RECORDED INFORMATION>
--------------------------------
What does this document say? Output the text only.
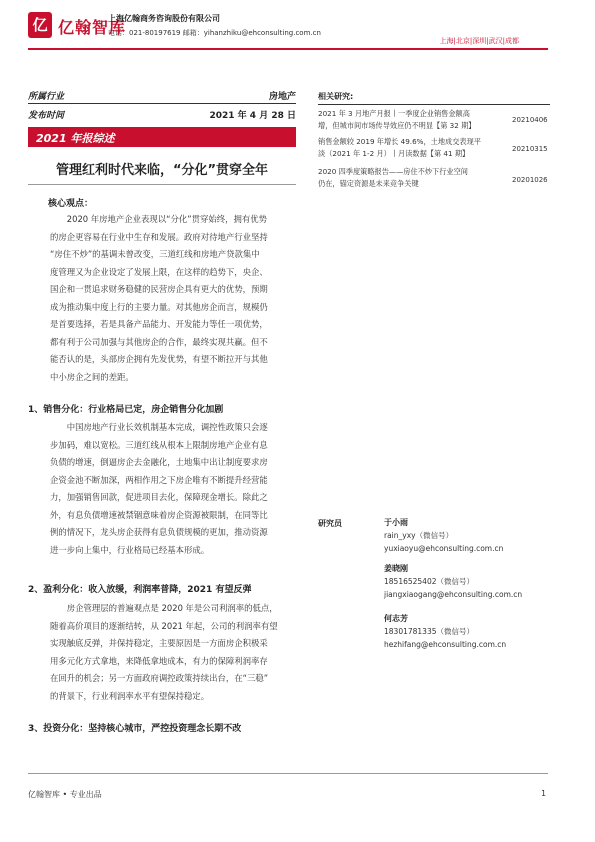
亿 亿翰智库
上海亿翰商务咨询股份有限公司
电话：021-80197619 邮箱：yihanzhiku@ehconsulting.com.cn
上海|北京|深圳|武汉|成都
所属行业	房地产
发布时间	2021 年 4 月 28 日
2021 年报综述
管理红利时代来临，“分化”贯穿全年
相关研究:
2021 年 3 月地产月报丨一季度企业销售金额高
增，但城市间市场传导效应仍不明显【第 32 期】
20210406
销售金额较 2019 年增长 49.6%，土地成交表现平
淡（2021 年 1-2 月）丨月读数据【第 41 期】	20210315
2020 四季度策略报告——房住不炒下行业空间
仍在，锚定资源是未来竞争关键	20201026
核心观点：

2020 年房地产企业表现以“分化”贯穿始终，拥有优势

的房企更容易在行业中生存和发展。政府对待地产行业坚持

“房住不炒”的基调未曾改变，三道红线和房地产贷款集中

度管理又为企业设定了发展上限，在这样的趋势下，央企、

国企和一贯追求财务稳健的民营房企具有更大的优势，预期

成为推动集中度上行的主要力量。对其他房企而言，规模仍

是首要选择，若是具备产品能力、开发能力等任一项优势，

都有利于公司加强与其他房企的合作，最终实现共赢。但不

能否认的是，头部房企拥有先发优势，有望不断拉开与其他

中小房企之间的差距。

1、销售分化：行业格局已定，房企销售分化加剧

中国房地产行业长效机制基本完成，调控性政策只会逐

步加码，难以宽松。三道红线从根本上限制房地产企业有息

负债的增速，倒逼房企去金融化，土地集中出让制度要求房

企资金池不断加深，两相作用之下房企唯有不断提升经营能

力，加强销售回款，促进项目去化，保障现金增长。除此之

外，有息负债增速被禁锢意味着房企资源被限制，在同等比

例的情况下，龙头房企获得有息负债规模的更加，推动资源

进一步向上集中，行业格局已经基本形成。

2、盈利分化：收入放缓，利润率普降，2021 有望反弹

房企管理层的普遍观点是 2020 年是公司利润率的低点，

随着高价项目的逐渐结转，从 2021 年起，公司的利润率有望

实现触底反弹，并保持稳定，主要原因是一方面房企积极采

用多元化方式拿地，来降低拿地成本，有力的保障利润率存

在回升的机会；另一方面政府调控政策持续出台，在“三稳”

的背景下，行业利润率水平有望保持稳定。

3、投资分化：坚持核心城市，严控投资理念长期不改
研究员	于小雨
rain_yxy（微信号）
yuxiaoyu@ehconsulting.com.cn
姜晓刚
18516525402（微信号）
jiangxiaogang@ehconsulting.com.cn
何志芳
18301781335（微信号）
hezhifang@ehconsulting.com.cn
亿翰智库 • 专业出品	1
--------------------------------
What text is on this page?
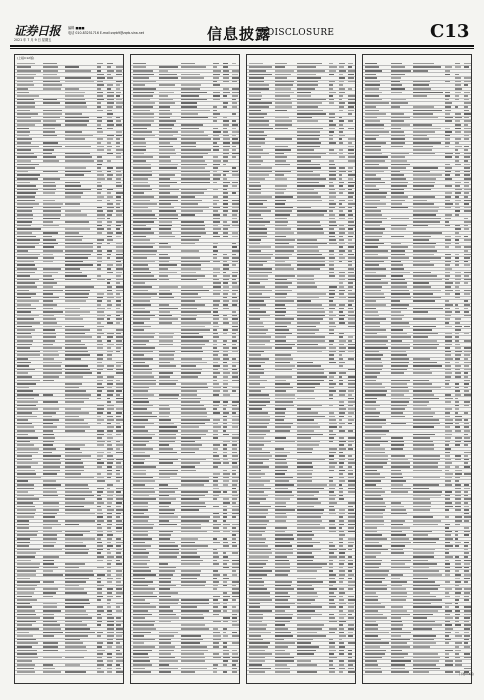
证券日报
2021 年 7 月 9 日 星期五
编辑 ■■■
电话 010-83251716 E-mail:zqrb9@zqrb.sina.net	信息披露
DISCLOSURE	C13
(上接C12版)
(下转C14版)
--------------------------------
YOUR INSTRUCTIONS>
Scan the records above for the string "this", then report every line that contains it.

RESULT>
What does this document say? Output the text only.
What text is on this page?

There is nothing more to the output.